» **PROBLEM**:
Every line that includes the word "สำหร" is to be listed.

» **SUPPLIED INFORMATION**:
****************
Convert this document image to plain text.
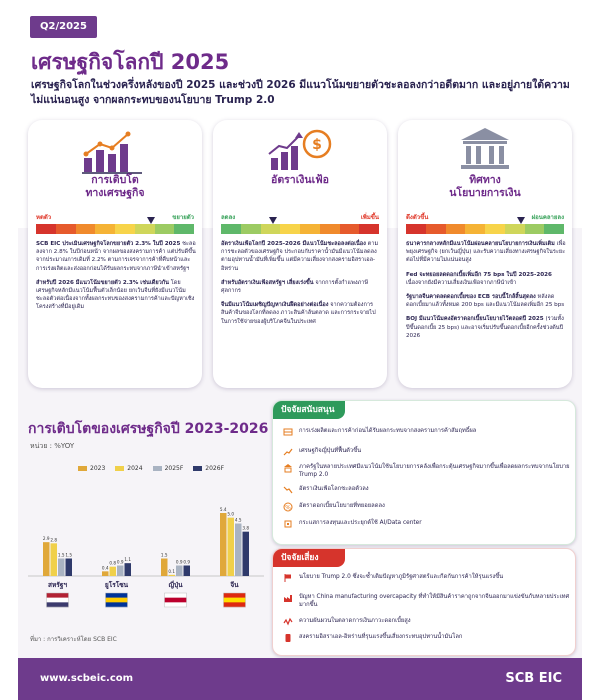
Q2/2025
เศรษฐกิจโลกปี 2025
เศรษฐกิจโลกในช่วงครึ่งหลังของปี 2025 และช่วงปี 2026 มีแนวโน้มขยายตัวชะลอลงกว่าอดีตมาก และอยู่ภายใต้ความไม่แน่นอนสูง จากผลกระทบของนโยบาย Trump 2.0
การเติบโต
ทางเศรษฐกิจ
หดตัว	ขยายตัว

SCB EIC ประเมินเศรษฐกิจโลกขยายตัว 2.3% ในปี 2025 ชะลอลงจาก 2.8% ในปีก่อนหน้า จากผลของสงครามการค้า แต่ปรับดีขึ้นจากประมาณการเดิมที่ 2.2% ตามการเจรจาการค้าที่คืบหน้าและการเร่งผลิตและส่งออกก่อนได้รับผลกระทบจากภาษีนำเข้าสหรัฐฯ

สำหรับปี 2026 มีแนวโน้มขยายตัว 2.3% เช่นเดียวกัน โดยเศรษฐกิจหลักมีแนวโน้มฟื้นตัวเล็กน้อย ยกเว้นจีนที่ยังมีแนวโน้มชะลอตัวต่อเนื่องจากทั้งผลกระทบของสงครามการค้าและปัญหาเชิงโครงสร้างที่มีอยู่เดิม

$
อัตราเงินเฟ้อ
ลดลง	เพิ่มขึ้น

อัตราเงินเฟ้อโลกปี 2025-2026 มีแนวโน้มชะลอลงต่อเนื่อง ตามการชะลอตัวของเศรษฐกิจ ประกอบกับราคาน้ำมันมีแนวโน้มลดลงตามอุปทานน้ำมันที่เพิ่มขึ้น แต่มีความเสี่ยงจากสงครามอิสราเอล-อิหร่าน

สำหรับอัตราเงินเฟ้อสหรัฐฯ เสี่ยงเร่งขึ้น จากการตั้งกำแพงภาษีศุลกากร

จีนมีแนวโน้มเผชิญปัญหาเงินฝืดอย่างต่อเนื่อง จากความต้องการสินค้าจีนของโลกที่ลดลง ภาวะสินค้าล้นตลาด และการกระจายไปในการใช้จ่ายของผู้บริโภคจีนในประเทศ

ทิศทาง
นโยบายการเงิน
ตึงตัวขึ้น	ผ่อนคลายลง

ธนาคารกลางหลักมีแนวโน้มผ่อนคลายนโยบายการเงินเพิ่มเติม เพื่อพยุงเศรษฐกิจ (ยกเว้นญี่ปุ่น) และรับความเสี่ยงทางเศรษฐกิจในระยะต่อไปที่มีความไม่แน่นอนสูง

Fed จะทยอยลดดอกเบี้ยเพิ่มอีก 75 bps ในปี 2025-2026 เนื่องจากยังมีความเสี่ยงเงินเฟ้อจากภาษีนำเข้า

รัฐบาลจีนคาดลดดอกเบี้ยของ ECB รอบนี้ใกล้สิ้นสุดลง หลังลดดอกเบี้ยมาแล้วทั้งหมด 200 bps และมีแนวโน้มลดเพิ่มอีก 25 bps

BOJ มีแนวโน้มคงอัตราดอกเบี้ยนโยบายไว้ตลอดปี 2025 (รวมทั้งปีขึ้นดอกเบี้ย 25 bps) และอาจเริ่มปรับขึ้นดอกเบี้ยอีกครั้งช่วงต้นปี 2026

การเติบโตของเศรษฐกิจปี 2023-2026
หน่วย : %YOY
2023	2024	2025F	2026F
2.9 2.8
1.5 1.5
สหรัฐฯ
0.4
0.8 0.9 1.1
ยูโรโซน
1.5
0.1
0.9 0.9
ญี่ปุ่น
5.4
5.0
4.5
3.8
จีน
ที่มา : การวิเคราะห์โดย SCB EIC
ปัจจัยสนับสนุน
การเร่งผลิตและการค้าก่อนได้รับผลกระทบจากสงครามการค้าสัมฤทธิ์ผล
เศรษฐกิจญี่ปุ่นที่ฟื้นตัวขึ้น
ภาครัฐในหลายประเทศมีแนวโน้มใช้นโยบายการคลังเพื่อกระตุ้นเศรษฐกิจมากขึ้นเพื่อลดผลกระทบจากนโยบาย Trump 2.0
อัตราเงินเฟ้อโลกชะลอตัวลง
% อัตราดอกเบี้ยนโยบายที่ทยอยลดลง
กระแสการลงทุนและประยุกต์ใช้ AI/Data center
ปัจจัยเสี่ยง
นโยบาย Trump 2.0 ซึ่งจะซ้ำเติมปัญหาภูมิรัฐศาสตร์และกีดกันการค้าให้รุนแรงขึ้น
ปัญหา China manufacturing overcapacity ที่ทำให้มีสินค้าราคาถูกจากจีนออกมาแข่งขันกับหลายประเทศมากขึ้น
ความผันผวนในตลาดการเงินภาวะดอกเบี้ยสูง
สงครามอิสราเอล-อิหร่านที่รุนแรงขึ้นเสี่ยงกระทบอุปทานน้ำมันโลก
www.scbeic.com	SCB EIC
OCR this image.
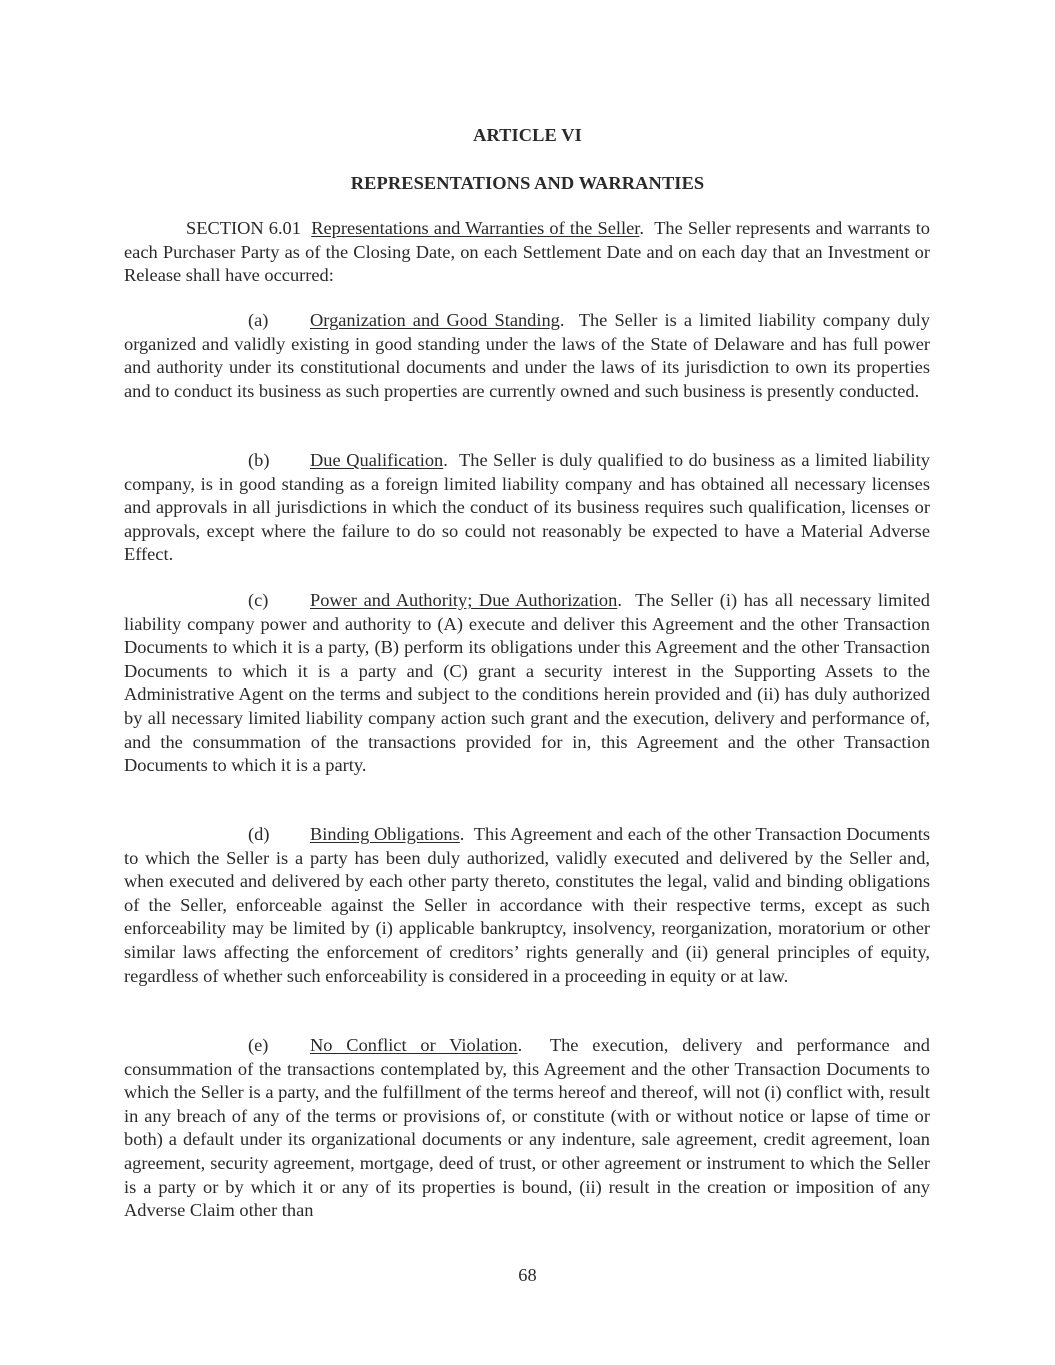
ARTICLE VI
REPRESENTATIONS AND WARRANTIES

SECTION 6.01 Representations and Warranties of the Seller.  The Seller represents and warrants to each Purchaser Party as of the Closing Date, on each Settlement Date and on each day that an Investment or Release shall have occurred:

(a) Organization and Good Standing.  The Seller is a limited liability company duly organized and validly existing in good standing under the laws of the State of Delaware and has full power and authority under its constitutional documents and under the laws of its jurisdiction to own its properties and to conduct its business as such properties are currently owned and such business is presently conducted.

(b) Due Qualification.  The Seller is duly qualified to do business as a limited liability company, is in good standing as a foreign limited liability company and has obtained all necessary licenses and approvals in all jurisdictions in which the conduct of its business requires such qualification, licenses or approvals, except where the failure to do so could not reasonably be expected to have a Material Adverse Effect.

(c) Power and Authority; Due Authorization.  The Seller (i) has all necessary limited liability company power and authority to (A) execute and deliver this Agreement and the other Transaction Documents to which it is a party, (B) perform its obligations under this Agreement and the other Transaction Documents to which it is a party and (C) grant a security interest in the Supporting Assets to the Administrative Agent on the terms and subject to the conditions herein provided and (ii) has duly authorized by all necessary limited liability company action such grant and the execution, delivery and performance of, and the consummation of the transactions provided for in, this Agreement and the other Transaction Documents to which it is a party.

(d) Binding Obligations.  This Agreement and each of the other Transaction Documents to which the Seller is a party has been duly authorized, validly executed and delivered by the Seller and, when executed and delivered by each other party thereto, constitutes the legal, valid and binding obligations of the Seller, enforceable against the Seller in accordance with their respective terms, except as such enforceability may be limited by (i) applicable bankruptcy, insolvency, reorganization, moratorium or other similar laws affecting the enforcement of creditors’ rights generally and (ii) general principles of equity, regardless of whether such enforceability is considered in a proceeding in equity or at law.

(e) No Conflict or Violation.  The execution, delivery and performance and consummation of the transactions contemplated by, this Agreement and the other Transaction Documents to which the Seller is a party, and the fulfillment of the terms hereof and thereof, will not (i) conflict with, result in any breach of any of the terms or provisions of, or constitute (with or without notice or lapse of time or both) a default under its organizational documents or any indenture, sale agreement, credit agreement, loan agreement, security agreement, mortgage, deed of trust, or other agreement or instrument to which the Seller is a party or by which it or any of its properties is bound, (ii) result in the creation or imposition of any Adverse Claim other than

68
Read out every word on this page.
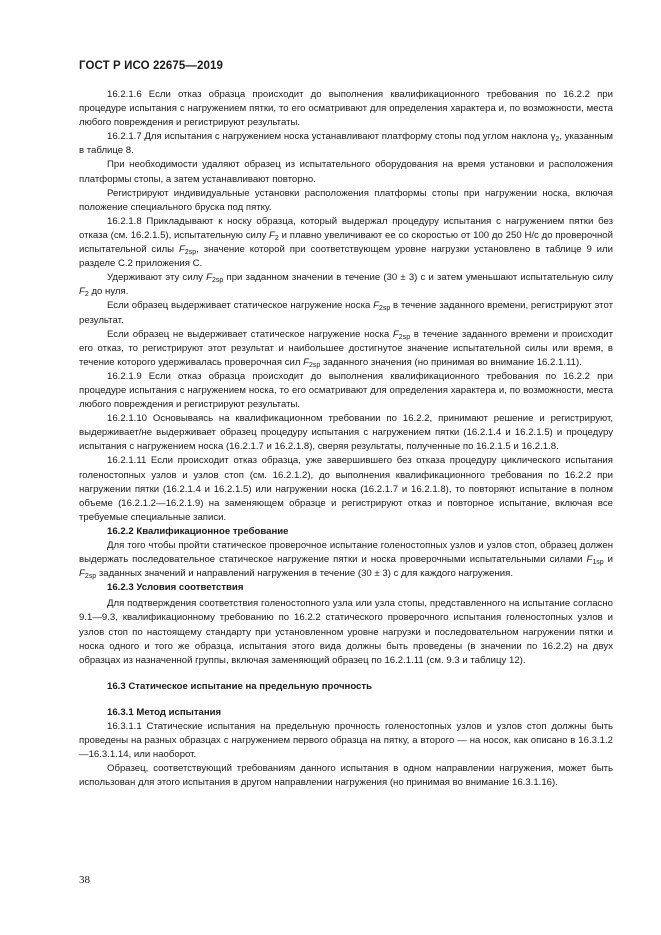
ГОСТ Р ИСО 22675—2019

16.2.1.6 Если отказ образца происходит до выполнения квалификационного требования по 16.2.2 при процедуре испытания с нагружением пятки, то его осматривают для определения характера и, по возможности, места любого повреждения и регистрируют результаты.

16.2.1.7 Для испытания с нагружением носка устанавливают платформу стопы под углом наклона $\gamma_2$, указанным в таблице 8.

При необходимости удаляют образец из испытательного оборудования на время установки и расположения платформы стопы, а затем устанавливают повторно.

Регистрируют индивидуальные установки расположения платформы стопы при нагружении носка, включая положение специального бруска под пятку.

16.2.1.8 Прикладывают к носку образца, который выдержал процедуру испытания с нагружением пятки без отказа (см. 16.2.1.5), испытательную силу $F_2$ и плавно увеличивают ее со скоростью от 100 до 250 Н/с до проверочной испытательной силы $F_{2sp}$, значение которой при соответствующем уровне нагрузки установлено в таблице 9 или разделе С.2 приложения С.

Удерживают эту силу $F_{2sp}$ при заданном значении в течение (30 ± 3) с и затем уменьшают испытательную силу $F_2$ до нуля.

Если образец выдерживает статическое нагружение носка $F_{2sp}$ в течение заданного времени, регистрируют этот результат.

Если образец не выдерживает статическое нагружение носка $F_{2sp}$ в течение заданного времени и происходит его отказ, то регистрируют этот результат и наибольшее достигнутое значение испытательной силы или время, в течение которого удерживалась проверочная сил $F_{2sp}$ заданного значения (но принимая во внимание 16.2.1.11).

16.2.1.9 Если отказ образца происходит до выполнения квалификационного требования по 16.2.2 при процедуре испытания с нагружением носка, то его осматривают для определения характера и, по возможности, места любого повреждения и регистрируют результаты.

16.2.1.10 Основываясь на квалификационном требовании по 16.2.2, принимают решение и регистрируют, выдерживает/не выдерживает образец процедуру испытания с нагружением пятки (16.2.1.4 и 16.2.1.5) и процедуру испытания с нагружением носка (16.2.1.7 и 16.2.1.8), сверяя результаты, полученные по 16.2.1.5 и 16.2.1.8.

16.2.1.11 Если происходит отказ образца, уже завершившего без отказа процедуру циклического испытания голеностопных узлов и узлов стоп (см. 16.2.1.2), до выполнения квалификационного требования по 16.2.2 при нагружении пятки (16.2.1.4 и 16.2.1.5) или нагружении носка (16.2.1.7 и 16.2.1.8), то повторяют испытание в полном объеме (16.2.1.2—16.2.1.9) на заменяющем образце и регистрируют отказ и повторное испытание, включая все требуемые специальные записи.

16.2.2 Квалификационное требование

Для того чтобы пройти статическое проверочное испытание голеностопных узлов и узлов стоп, образец должен выдержать последовательное статическое нагружение пятки и носка проверочными испытательными силами $F_{1sp}$ и $F_{2sp}$ заданных значений и направлений нагружения в течение (30 ± 3) с для каждого нагружения.

16.2.3 Условия соответствия

Для подтверждения соответствия голеностопного узла или узла стопы, представленного на испытание согласно 9.1—9.3, квалификационному требованию по 16.2.2 статического проверочного испытания голеностопных узлов и узлов стоп по настоящему стандарту при установленном уровне нагрузки и последовательном нагружении пятки и носка одного и того же образца, испытания этого вида должны быть проведены (в значении по 16.2.2) на двух образцах из назначенной группы, включая заменяющий образец по 16.2.1.11 (см. 9.3 и таблицу 12).

16.3 Статическое испытание на предельную прочность

16.3.1 Метод испытания

16.3.1.1 Статические испытания на предельную прочность голеностопных узлов и узлов стоп должны быть проведены на разных образцах с нагружением первого образца на пятку, а второго — на носок, как описано в 16.3.1.2—16.3.1.14, или наоборот.

Образец, соответствующий требованиям данного испытания в одном направлении нагружения, может быть использован для этого испытания в другом направлении нагружения (но принимая во внимание 16.3.1.16).

38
****************
» **COMPLETE ANSWER**:
สำหรับปี 2026 มีแนวโน้มขยายตัว 2.3% เช่นเดียวกัน โดยเศรษฐกิจหลักมีแนวโน้มฟื้นตัวเล็กน้อย ยกเว้นจีนที่ยังมีแนวโน้มชะลอตัวต่อเนื่องจากทั้งผลกระทบของสงครามการค้าและปัญหาเชิงโครงสร้างที่มีอยู่เดิม
สำหรับอัตราเงินเฟ้อสหรัฐฯ เสี่ยงเร่งขึ้น จากการตั้งกำแพงภาษีศุลกากร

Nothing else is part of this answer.